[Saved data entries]
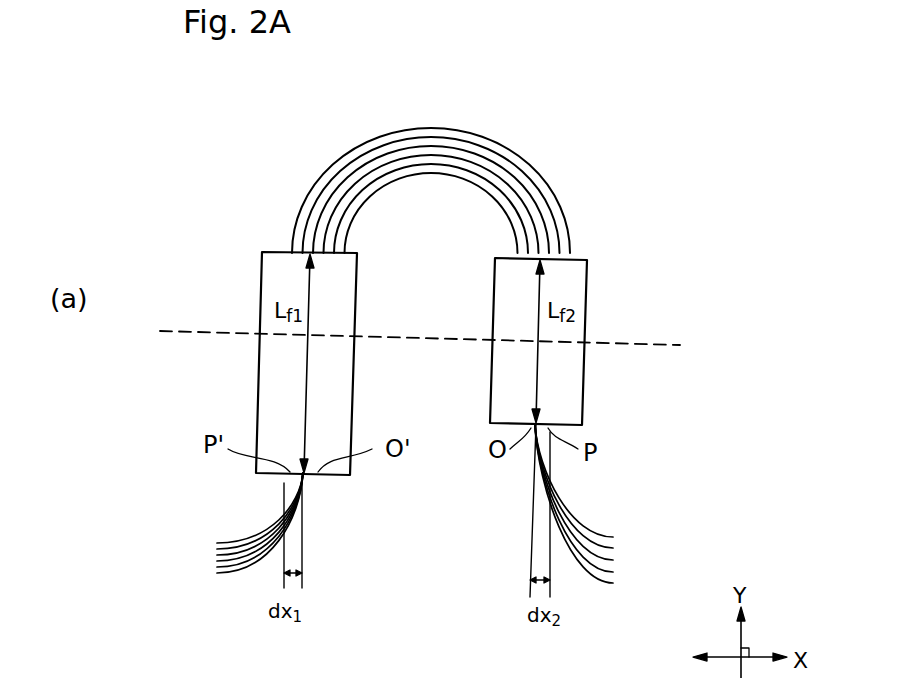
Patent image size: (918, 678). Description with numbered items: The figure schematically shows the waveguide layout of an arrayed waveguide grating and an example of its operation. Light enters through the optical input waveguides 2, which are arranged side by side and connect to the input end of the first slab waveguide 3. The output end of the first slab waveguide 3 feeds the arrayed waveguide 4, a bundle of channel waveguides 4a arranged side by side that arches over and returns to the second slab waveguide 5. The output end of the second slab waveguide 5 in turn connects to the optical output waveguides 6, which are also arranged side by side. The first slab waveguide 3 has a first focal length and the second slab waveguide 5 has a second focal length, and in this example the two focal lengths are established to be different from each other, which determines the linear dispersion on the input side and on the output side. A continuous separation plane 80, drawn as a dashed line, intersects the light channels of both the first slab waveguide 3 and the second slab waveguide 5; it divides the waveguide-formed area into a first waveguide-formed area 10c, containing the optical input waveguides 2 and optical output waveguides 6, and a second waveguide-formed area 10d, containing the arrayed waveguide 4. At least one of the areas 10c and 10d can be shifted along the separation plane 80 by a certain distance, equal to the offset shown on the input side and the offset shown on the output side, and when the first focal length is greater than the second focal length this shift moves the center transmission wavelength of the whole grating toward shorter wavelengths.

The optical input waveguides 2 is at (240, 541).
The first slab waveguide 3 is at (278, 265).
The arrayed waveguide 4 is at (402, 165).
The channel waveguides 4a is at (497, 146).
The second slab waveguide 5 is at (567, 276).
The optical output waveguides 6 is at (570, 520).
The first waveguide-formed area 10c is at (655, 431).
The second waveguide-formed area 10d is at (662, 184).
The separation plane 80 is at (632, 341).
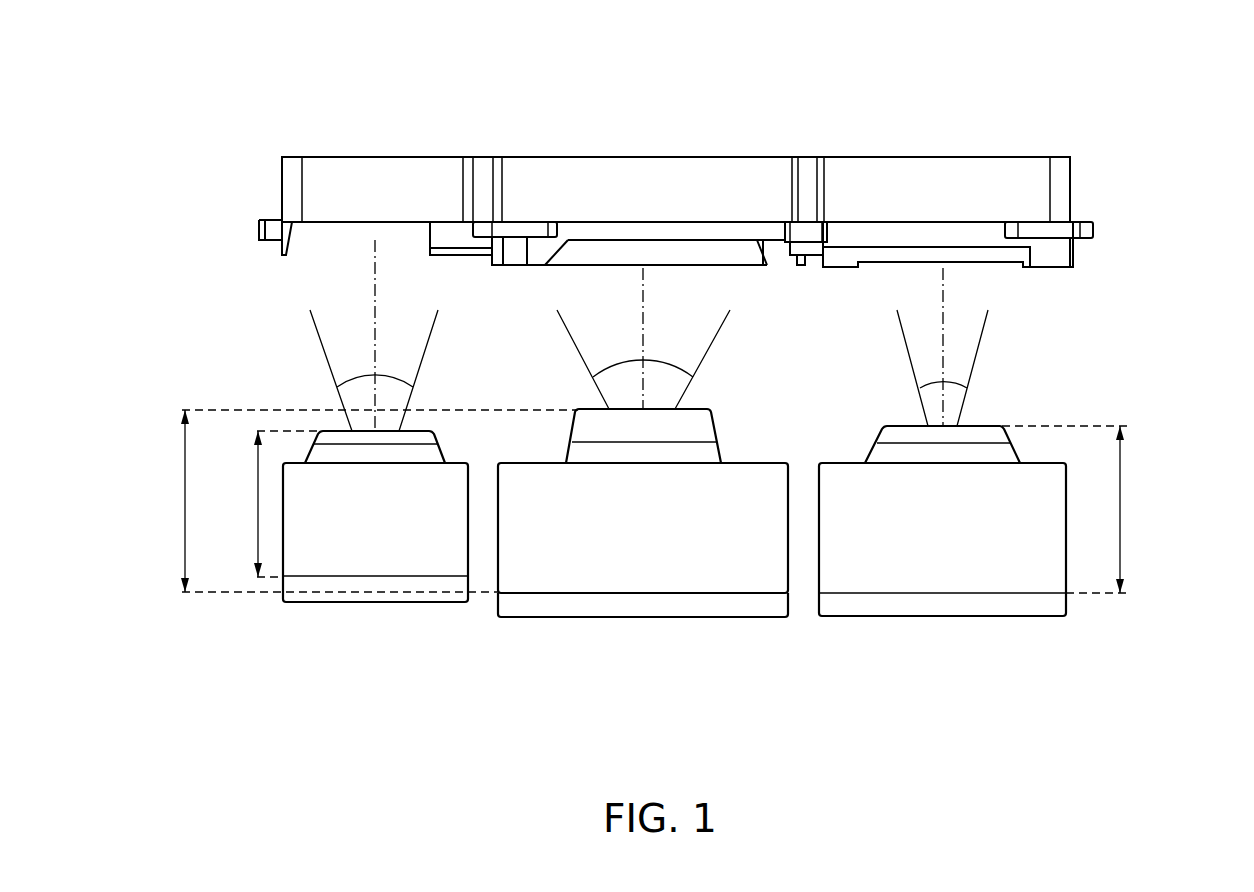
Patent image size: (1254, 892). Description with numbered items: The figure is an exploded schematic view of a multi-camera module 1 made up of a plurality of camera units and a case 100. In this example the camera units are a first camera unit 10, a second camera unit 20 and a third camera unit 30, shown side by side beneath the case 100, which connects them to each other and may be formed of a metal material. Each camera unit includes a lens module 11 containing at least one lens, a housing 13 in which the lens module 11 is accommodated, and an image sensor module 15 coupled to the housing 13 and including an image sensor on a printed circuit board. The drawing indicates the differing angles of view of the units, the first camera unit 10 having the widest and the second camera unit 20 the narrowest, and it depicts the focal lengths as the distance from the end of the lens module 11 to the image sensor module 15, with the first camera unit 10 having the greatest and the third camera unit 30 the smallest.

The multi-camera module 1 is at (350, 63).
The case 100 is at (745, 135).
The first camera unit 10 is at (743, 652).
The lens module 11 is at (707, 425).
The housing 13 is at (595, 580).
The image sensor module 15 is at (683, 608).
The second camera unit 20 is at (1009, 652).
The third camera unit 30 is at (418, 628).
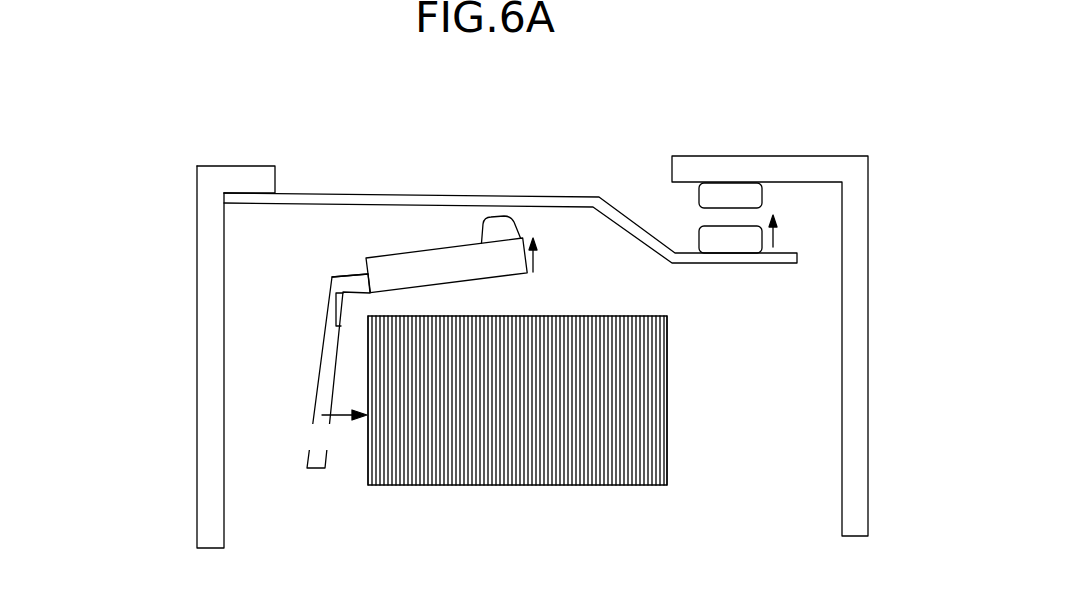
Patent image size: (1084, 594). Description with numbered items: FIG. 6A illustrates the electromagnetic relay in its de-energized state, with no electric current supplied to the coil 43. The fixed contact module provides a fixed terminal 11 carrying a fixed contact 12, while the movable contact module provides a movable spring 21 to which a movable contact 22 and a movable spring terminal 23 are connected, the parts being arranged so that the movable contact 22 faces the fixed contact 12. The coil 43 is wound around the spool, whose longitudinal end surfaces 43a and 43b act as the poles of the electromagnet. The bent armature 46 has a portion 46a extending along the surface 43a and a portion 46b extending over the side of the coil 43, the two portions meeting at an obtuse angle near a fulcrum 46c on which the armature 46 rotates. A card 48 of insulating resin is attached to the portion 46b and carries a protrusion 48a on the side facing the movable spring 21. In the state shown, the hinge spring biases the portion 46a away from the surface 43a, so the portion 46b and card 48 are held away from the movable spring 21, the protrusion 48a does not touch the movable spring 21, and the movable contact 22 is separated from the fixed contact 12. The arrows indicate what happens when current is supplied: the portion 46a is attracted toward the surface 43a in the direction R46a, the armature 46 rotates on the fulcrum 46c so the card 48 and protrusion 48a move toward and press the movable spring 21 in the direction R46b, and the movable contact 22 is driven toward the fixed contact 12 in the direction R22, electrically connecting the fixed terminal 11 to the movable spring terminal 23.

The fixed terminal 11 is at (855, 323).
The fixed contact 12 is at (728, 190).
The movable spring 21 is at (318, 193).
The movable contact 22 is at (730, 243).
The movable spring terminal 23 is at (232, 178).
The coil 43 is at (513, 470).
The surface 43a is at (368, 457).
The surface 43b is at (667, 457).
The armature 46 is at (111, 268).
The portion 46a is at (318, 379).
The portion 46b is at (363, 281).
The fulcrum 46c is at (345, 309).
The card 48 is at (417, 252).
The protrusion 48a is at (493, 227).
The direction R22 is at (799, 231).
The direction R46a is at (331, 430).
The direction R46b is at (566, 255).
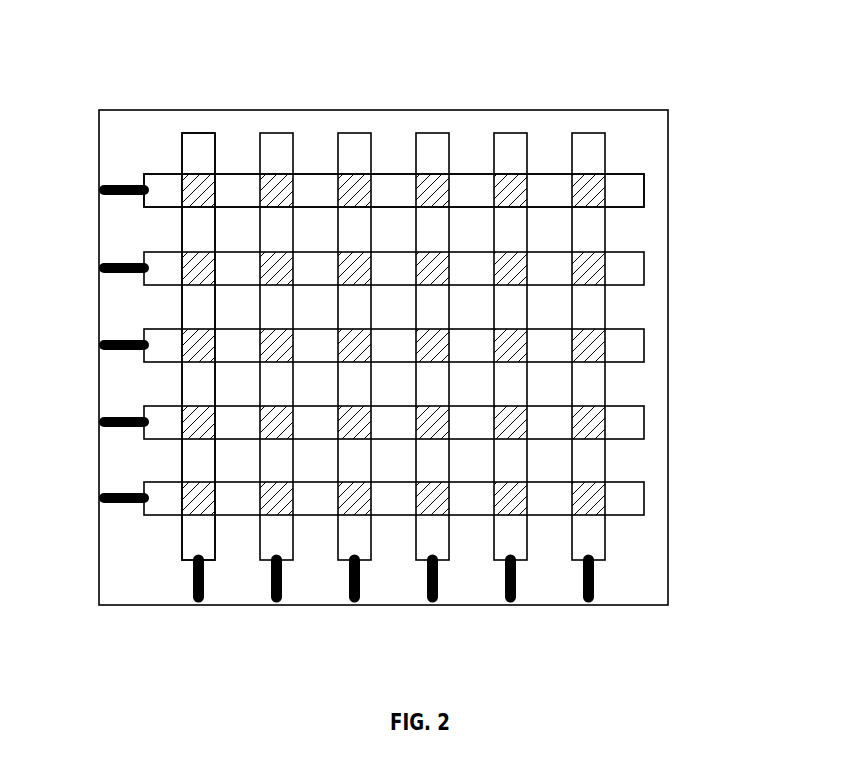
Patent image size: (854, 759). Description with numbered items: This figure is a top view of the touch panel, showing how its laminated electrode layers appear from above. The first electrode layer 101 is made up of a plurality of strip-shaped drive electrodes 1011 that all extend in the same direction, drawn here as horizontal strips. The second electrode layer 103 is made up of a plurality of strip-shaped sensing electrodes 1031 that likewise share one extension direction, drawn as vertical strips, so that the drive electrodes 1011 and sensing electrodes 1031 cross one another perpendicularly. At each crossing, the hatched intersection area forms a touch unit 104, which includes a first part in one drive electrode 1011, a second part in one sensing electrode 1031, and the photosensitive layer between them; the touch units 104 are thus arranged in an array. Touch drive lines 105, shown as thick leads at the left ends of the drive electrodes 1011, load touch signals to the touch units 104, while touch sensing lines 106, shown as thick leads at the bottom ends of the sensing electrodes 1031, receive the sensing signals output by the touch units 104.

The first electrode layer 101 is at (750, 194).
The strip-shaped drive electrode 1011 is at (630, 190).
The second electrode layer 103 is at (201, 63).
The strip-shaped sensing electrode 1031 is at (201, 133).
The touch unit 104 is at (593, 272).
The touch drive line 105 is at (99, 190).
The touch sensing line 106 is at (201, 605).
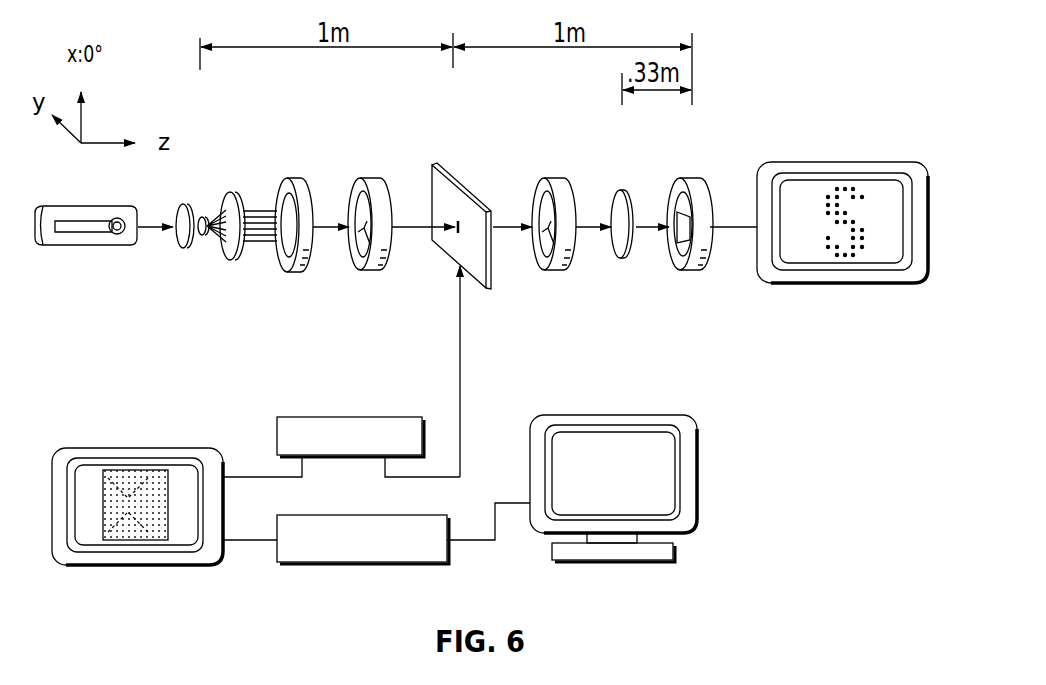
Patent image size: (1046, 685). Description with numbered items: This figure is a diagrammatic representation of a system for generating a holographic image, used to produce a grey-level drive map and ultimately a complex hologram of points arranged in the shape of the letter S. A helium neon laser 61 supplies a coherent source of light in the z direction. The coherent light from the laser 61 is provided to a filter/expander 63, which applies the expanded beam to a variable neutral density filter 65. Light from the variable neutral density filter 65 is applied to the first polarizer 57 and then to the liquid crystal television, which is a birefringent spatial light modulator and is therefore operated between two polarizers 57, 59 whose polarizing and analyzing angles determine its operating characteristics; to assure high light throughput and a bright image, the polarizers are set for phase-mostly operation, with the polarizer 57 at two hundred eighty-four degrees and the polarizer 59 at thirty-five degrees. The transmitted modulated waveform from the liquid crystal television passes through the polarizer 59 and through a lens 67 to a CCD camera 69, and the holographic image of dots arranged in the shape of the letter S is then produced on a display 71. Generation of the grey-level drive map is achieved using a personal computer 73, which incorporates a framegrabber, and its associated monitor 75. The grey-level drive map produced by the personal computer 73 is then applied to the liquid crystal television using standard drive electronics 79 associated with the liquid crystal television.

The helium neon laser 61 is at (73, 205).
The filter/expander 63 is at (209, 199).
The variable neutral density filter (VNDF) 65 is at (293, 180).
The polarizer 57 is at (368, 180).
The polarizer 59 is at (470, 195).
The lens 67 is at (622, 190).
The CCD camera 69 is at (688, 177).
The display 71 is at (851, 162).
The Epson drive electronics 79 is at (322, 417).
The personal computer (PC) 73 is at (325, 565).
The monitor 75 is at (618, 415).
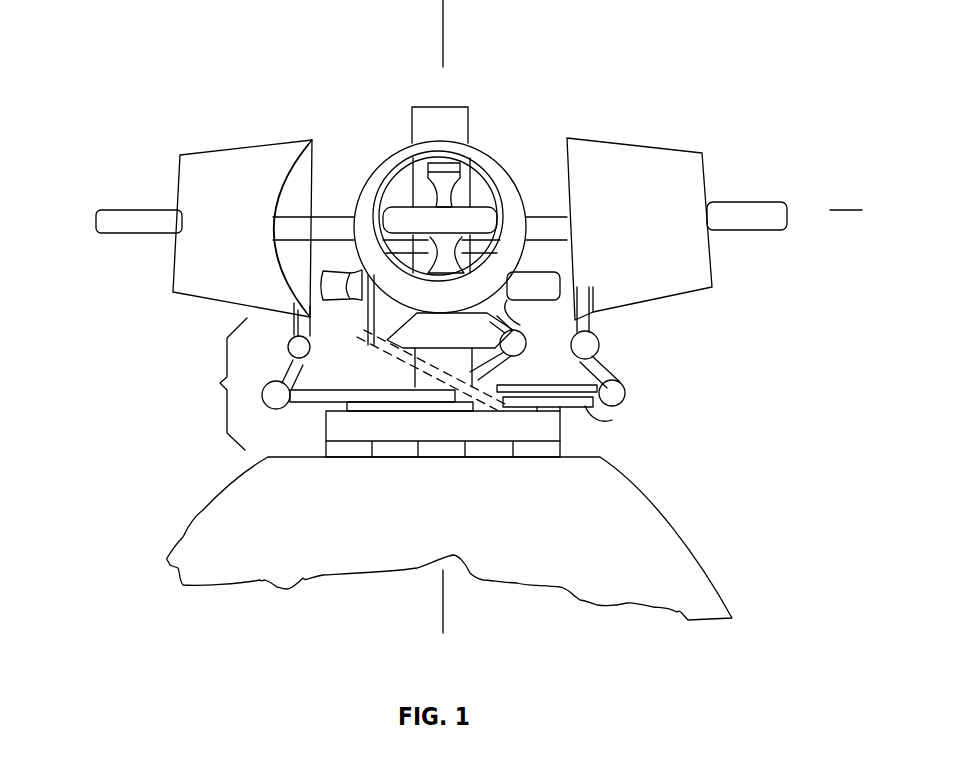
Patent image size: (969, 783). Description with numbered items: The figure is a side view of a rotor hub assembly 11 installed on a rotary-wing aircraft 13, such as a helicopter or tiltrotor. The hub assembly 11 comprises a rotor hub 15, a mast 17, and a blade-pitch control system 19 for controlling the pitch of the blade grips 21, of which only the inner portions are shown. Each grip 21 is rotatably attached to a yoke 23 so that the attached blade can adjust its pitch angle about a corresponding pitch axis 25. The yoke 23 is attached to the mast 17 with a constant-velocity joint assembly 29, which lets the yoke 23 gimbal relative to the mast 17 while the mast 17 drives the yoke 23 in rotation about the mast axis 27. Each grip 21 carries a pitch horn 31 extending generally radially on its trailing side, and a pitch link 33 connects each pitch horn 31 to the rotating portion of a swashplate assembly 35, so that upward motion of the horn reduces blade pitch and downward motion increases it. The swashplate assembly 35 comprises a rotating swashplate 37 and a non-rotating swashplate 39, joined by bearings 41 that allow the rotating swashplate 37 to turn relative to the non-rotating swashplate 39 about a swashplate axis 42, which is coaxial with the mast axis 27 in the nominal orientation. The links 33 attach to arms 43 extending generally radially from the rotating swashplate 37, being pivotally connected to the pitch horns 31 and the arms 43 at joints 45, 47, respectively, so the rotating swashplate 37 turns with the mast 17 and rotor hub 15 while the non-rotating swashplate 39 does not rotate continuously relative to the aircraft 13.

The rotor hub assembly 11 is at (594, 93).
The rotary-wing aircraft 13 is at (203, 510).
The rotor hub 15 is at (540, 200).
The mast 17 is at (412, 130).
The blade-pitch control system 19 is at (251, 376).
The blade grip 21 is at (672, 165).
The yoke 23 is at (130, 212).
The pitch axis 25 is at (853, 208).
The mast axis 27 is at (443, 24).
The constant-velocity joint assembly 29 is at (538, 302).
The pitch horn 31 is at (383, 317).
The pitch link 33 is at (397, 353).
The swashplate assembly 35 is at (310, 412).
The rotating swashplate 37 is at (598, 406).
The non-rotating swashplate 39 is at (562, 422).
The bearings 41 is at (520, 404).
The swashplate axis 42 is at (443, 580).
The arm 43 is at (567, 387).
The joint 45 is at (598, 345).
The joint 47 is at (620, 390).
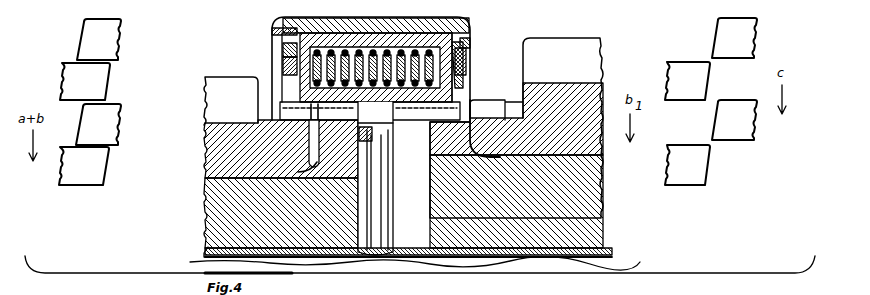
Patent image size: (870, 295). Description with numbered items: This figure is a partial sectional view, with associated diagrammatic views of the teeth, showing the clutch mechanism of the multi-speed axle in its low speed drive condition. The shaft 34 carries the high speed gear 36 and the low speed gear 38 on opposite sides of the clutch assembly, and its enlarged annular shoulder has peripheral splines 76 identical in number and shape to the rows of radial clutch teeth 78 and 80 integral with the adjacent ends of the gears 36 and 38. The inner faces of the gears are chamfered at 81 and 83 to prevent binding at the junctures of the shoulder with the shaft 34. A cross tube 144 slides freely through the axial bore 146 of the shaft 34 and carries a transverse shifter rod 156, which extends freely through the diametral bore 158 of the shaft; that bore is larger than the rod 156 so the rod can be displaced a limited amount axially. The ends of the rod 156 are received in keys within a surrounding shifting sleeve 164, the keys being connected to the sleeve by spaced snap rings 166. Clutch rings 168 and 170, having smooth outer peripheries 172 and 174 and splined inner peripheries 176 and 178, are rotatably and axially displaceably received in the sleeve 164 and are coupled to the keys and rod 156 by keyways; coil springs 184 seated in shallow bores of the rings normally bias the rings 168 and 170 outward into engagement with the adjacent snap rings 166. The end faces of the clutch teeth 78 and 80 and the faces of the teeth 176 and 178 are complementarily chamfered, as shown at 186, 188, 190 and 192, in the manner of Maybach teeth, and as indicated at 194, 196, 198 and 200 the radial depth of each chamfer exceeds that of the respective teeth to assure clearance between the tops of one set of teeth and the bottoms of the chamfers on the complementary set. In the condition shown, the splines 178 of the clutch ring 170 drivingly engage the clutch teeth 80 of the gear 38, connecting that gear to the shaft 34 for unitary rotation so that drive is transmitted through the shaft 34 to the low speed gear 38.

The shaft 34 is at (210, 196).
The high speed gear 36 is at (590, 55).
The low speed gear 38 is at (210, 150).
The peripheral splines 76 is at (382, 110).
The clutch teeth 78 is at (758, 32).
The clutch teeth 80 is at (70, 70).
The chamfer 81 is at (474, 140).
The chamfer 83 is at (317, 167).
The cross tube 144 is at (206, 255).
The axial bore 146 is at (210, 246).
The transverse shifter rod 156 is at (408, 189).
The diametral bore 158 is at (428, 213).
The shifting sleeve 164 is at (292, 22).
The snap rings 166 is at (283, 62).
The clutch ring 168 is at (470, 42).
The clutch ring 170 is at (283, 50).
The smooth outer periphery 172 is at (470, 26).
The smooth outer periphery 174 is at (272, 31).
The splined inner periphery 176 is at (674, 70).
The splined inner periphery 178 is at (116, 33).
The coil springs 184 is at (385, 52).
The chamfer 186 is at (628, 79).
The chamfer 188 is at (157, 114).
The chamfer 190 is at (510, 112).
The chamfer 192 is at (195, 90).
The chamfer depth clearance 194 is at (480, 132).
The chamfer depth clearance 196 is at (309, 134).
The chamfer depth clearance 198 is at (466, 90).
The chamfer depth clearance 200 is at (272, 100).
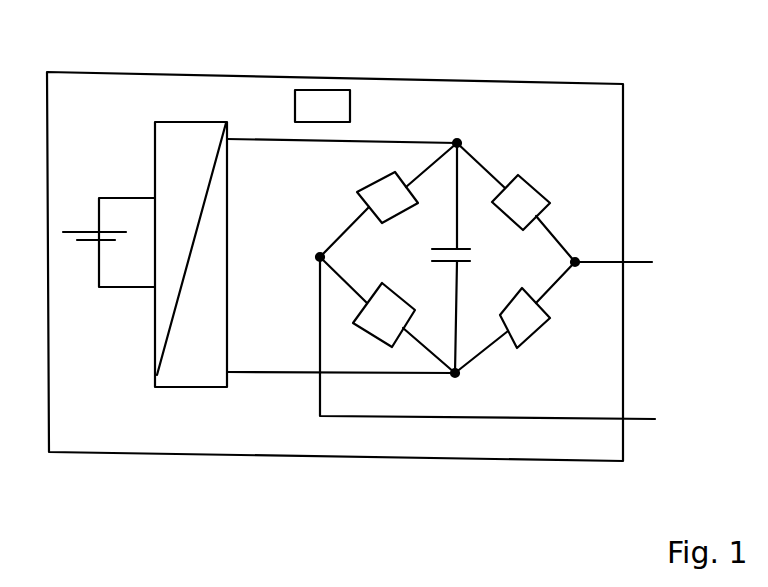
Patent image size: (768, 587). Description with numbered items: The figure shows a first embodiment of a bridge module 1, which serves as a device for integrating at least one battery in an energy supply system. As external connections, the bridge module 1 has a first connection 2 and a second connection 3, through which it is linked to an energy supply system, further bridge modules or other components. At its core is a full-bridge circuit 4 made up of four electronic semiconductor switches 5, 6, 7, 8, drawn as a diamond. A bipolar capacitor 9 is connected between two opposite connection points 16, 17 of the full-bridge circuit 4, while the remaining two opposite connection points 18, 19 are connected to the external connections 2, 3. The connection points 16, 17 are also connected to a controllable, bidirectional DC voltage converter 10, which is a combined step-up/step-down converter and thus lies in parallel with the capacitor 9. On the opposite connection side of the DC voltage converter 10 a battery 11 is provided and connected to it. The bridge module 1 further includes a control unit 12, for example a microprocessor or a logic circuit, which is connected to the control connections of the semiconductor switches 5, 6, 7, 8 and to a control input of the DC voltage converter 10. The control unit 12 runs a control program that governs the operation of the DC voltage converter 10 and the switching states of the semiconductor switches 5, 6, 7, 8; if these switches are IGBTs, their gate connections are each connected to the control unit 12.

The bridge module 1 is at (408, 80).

# REQUEST
Render everything from the line containing "Patent image size: (768, 587)." down to the end of the records as a Markdown table with the columns Row and Line, numbering each line and skipping blank ones.

# ANSWER TO THE EXERCISE
| Row | Line |
|---|---|
| 1 | Patent image size: (768, 587). Description with numbered items: The figure shows a first embodiment of a bridge module 1, which serves as a device for integrating at least one battery in an energy supply system. As external connections, the bridge module 1 has a first connection 2 and a second connection 3, through which it is linked to an energy supply system, further bridge modules or other components. At its core is a full-bridge circuit 4 made up of four electronic semiconductor switches 5, 6, 7, 8, drawn as a diamond. A bipolar capacitor 9 is connected between two opposite connection points 16, 17 of the full-bridge circuit 4, while the remaining two opposite connection points 18, 19 are connected to the external connections 2, 3. The connection points 16, 17 are also connected to a controllable, bidirectional DC voltage converter 10, which is a combined step-up/step-down converter and thus lies in parallel with the capacitor 9. On the opposite connection side of the DC voltage converter 10 a battery 11 is provided and connected to it. The bridge module 1 further includes a control unit 12, for example a microprocessor or a logic circuit, which is connected to the control connections of the semiconductor switches 5, 6, 7, 8 and to a control input of the DC voltage converter 10. The control unit 12 runs a control program that governs the operation of the DC voltage converter 10 and the switching states of the semiconductor switches 5, 6, 7, 8; if these switches are IGBTs, their gate connections are each connected to the control unit 12. |
| 2 | The bridge module 1 is at (408, 80). |